-- Begin EXCERPTED RECORDS --

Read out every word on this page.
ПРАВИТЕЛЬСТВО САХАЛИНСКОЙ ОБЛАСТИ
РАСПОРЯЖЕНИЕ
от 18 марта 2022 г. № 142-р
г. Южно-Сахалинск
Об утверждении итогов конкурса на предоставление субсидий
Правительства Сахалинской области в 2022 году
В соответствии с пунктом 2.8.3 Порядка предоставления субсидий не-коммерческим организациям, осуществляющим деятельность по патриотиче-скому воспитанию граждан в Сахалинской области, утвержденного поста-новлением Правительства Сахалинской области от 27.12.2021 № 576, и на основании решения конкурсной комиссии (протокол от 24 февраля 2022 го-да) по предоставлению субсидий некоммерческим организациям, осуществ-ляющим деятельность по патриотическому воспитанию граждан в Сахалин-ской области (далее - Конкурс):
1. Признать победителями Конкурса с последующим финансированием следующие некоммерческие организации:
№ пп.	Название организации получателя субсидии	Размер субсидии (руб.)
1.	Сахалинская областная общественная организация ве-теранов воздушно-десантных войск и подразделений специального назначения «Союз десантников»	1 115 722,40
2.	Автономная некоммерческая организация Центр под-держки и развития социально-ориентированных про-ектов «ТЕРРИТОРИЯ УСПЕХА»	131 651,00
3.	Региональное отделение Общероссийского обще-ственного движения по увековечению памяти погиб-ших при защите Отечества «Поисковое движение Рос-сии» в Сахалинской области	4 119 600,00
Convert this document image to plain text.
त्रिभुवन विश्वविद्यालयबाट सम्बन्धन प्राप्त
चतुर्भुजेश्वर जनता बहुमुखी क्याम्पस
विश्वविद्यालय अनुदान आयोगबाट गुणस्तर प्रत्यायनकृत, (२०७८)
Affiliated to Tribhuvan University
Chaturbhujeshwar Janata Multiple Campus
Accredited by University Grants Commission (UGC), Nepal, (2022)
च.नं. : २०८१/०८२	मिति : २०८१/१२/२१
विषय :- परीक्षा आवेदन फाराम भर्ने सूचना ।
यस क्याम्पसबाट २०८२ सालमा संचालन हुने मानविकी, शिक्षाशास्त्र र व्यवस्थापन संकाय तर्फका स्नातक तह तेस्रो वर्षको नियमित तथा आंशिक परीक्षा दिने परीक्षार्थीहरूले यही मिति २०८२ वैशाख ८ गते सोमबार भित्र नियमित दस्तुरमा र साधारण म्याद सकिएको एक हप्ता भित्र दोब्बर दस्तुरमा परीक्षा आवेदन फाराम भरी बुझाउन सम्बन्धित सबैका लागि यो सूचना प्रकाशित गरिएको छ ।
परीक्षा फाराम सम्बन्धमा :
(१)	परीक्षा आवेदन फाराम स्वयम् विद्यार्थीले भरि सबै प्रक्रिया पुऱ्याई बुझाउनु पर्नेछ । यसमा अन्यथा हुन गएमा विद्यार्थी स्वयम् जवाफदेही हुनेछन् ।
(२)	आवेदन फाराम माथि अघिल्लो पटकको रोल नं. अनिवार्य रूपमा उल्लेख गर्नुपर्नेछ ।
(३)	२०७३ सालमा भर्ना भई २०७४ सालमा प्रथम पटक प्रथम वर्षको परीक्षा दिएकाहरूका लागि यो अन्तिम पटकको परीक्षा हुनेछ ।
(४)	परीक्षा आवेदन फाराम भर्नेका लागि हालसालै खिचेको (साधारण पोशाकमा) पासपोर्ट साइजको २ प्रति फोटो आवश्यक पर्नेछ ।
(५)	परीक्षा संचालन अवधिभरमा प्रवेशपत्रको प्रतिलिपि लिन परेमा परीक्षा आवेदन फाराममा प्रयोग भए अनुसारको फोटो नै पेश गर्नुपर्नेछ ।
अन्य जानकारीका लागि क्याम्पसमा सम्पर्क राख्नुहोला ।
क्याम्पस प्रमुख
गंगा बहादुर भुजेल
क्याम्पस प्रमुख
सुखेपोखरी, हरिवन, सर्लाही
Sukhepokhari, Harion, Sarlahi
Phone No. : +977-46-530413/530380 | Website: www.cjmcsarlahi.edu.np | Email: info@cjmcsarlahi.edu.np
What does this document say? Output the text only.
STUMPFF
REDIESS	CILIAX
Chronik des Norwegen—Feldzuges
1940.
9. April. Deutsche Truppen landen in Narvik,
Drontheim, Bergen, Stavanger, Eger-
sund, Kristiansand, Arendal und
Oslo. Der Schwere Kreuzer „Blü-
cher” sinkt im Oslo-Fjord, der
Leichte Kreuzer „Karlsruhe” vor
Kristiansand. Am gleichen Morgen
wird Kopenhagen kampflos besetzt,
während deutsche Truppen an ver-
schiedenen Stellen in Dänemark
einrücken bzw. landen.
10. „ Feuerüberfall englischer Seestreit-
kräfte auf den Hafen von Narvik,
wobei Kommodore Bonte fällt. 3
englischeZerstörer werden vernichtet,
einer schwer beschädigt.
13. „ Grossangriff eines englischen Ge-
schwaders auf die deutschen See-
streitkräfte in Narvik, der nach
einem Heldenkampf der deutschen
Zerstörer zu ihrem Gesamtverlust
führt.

-- End EXCERPTED RECORDS --

REQUIRED TASK: Each of the records should be retyped exactly.

WRITTEN ANSWER:
Read out every word on this page.
ПРАВИТЕЛЬСТВО САХАЛИНСКОЙ ОБЛАСТИ
РАСПОРЯЖЕНИЕ
от 18 марта 2022 г. № 142-р
г. Южно-Сахалинск
Об утверждении итогов конкурса на предоставление субсидий
Правительства Сахалинской области в 2022 году
В соответствии с пунктом 2.8.3 Порядка предоставления субсидий не-коммерческим организациям, осуществляющим деятельность по патриотиче-скому воспитанию граждан в Сахалинской области, утвержденного поста-новлением Правительства Сахалинской области от 27.12.2021 № 576, и на основании решения конкурсной комиссии (протокол от 24 февраля 2022 го-да) по предоставлению субсидий некоммерческим организациям, осуществ-ляющим деятельность по патриотическому воспитанию граждан в Сахалин-ской области (далее - Конкурс):
1. Признать победителями Конкурса с последующим финансированием следующие некоммерческие организации:
№ пп.	Название организации получателя субсидии	Размер субсидии (руб.)
1.	Сахалинская областная общественная организация ве-теранов воздушно-десантных войск и подразделений специального назначения «Союз десантников»	1 115 722,40
2.	Автономная некоммерческая организация Центр под-держки и развития социально-ориентированных про-ектов «ТЕРРИТОРИЯ УСПЕХА»	131 651,00
3.	Региональное отделение Общероссийского обще-ственного движения по увековечению памяти погиб-ших при защите Отечества «Поисковое движение Рос-сии» в Сахалинской области	4 119 600,00
Convert this document image to plain text.
त्रिभुवन विश्वविद्यालयबाट सम्बन्धन प्राप्त
चतुर्भुजेश्वर जनता बहुमुखी क्याम्पस
विश्वविद्यालय अनुदान आयोगबाट गुणस्तर प्रत्यायनकृत, (२०७८)
Affiliated to Tribhuvan University
Chaturbhujeshwar Janata Multiple Campus
Accredited by University Grants Commission (UGC), Nepal, (2022)
च.नं. : २०८१/०८२	मिति : २०८१/१२/२१
विषय :- परीक्षा आवेदन फाराम भर्ने सूचना ।
यस क्याम्पसबाट २०८२ सालमा संचालन हुने मानविकी, शिक्षाशास्त्र र व्यवस्थापन संकाय तर्फका स्नातक तह तेस्रो वर्षको नियमित तथा आंशिक परीक्षा दिने परीक्षार्थीहरूले यही मिति २०८२ वैशाख ८ गते सोमबार भित्र नियमित दस्तुरमा र साधारण म्याद सकिएको एक हप्ता भित्र दोब्बर दस्तुरमा परीक्षा आवेदन फाराम भरी बुझाउन सम्बन्धित सबैका लागि यो सूचना प्रकाशित गरिएको छ ।
परीक्षा फाराम सम्बन्धमा :
(१)	परीक्षा आवेदन फाराम स्वयम् विद्यार्थीले भरि सबै प्रक्रिया पुऱ्याई बुझाउनु पर्नेछ । यसमा अन्यथा हुन गएमा विद्यार्थी स्वयम् जवाफदेही हुनेछन् ।
(२)	आवेदन फाराम माथि अघिल्लो पटकको रोल नं. अनिवार्य रूपमा उल्लेख गर्नुपर्नेछ ।
(३)	२०७३ सालमा भर्ना भई २०७४ सालमा प्रथम पटक प्रथम वर्षको परीक्षा दिएकाहरूका लागि यो अन्तिम पटकको परीक्षा हुनेछ ।
(४)	परीक्षा आवेदन फाराम भर्नेका लागि हालसालै खिचेको (साधारण पोशाकमा) पासपोर्ट साइजको २ प्रति फोटो आवश्यक पर्नेछ ।
(५)	परीक्षा संचालन अवधिभरमा प्रवेशपत्रको प्रतिलिपि लिन परेमा परीक्षा आवेदन फाराममा प्रयोग भए अनुसारको फोटो नै पेश गर्नुपर्नेछ ।
अन्य जानकारीका लागि क्याम्पसमा सम्पर्क राख्नुहोला ।
क्याम्पस प्रमुख
गंगा बहादुर भुजेल
क्याम्पस प्रमुख
सुखेपोखरी, हरिवन, सर्लाही
Sukhepokhari, Harion, Sarlahi
Phone No. : +977-46-530413/530380 | Website: www.cjmcsarlahi.edu.np | Email: info@cjmcsarlahi.edu.np
What does this document say? Output the text only.
STUMPFF
REDIESS	CILIAX
Chronik des Norwegen—Feldzuges
1940.
9. April. Deutsche Truppen landen in Narvik,
Drontheim, Bergen, Stavanger, Eger-
sund, Kristiansand, Arendal und
Oslo. Der Schwere Kreuzer „Blü-
cher” sinkt im Oslo-Fjord, der
Leichte Kreuzer „Karlsruhe” vor
Kristiansand. Am gleichen Morgen
wird Kopenhagen kampflos besetzt,
während deutsche Truppen an ver-
schiedenen Stellen in Dänemark
einrücken bzw. landen.
10. „ Feuerüberfall englischer Seestreit-
kräfte auf den Hafen von Narvik,
wobei Kommodore Bonte fällt. 3
englischeZerstörer werden vernichtet,
einer schwer beschädigt.
13. „ Grossangriff eines englischen Ge-
schwaders auf die deutschen See-
streitkräfte in Narvik, der nach
einem Heldenkampf der deutschen
Zerstörer zu ihrem Gesamtverlust
führt.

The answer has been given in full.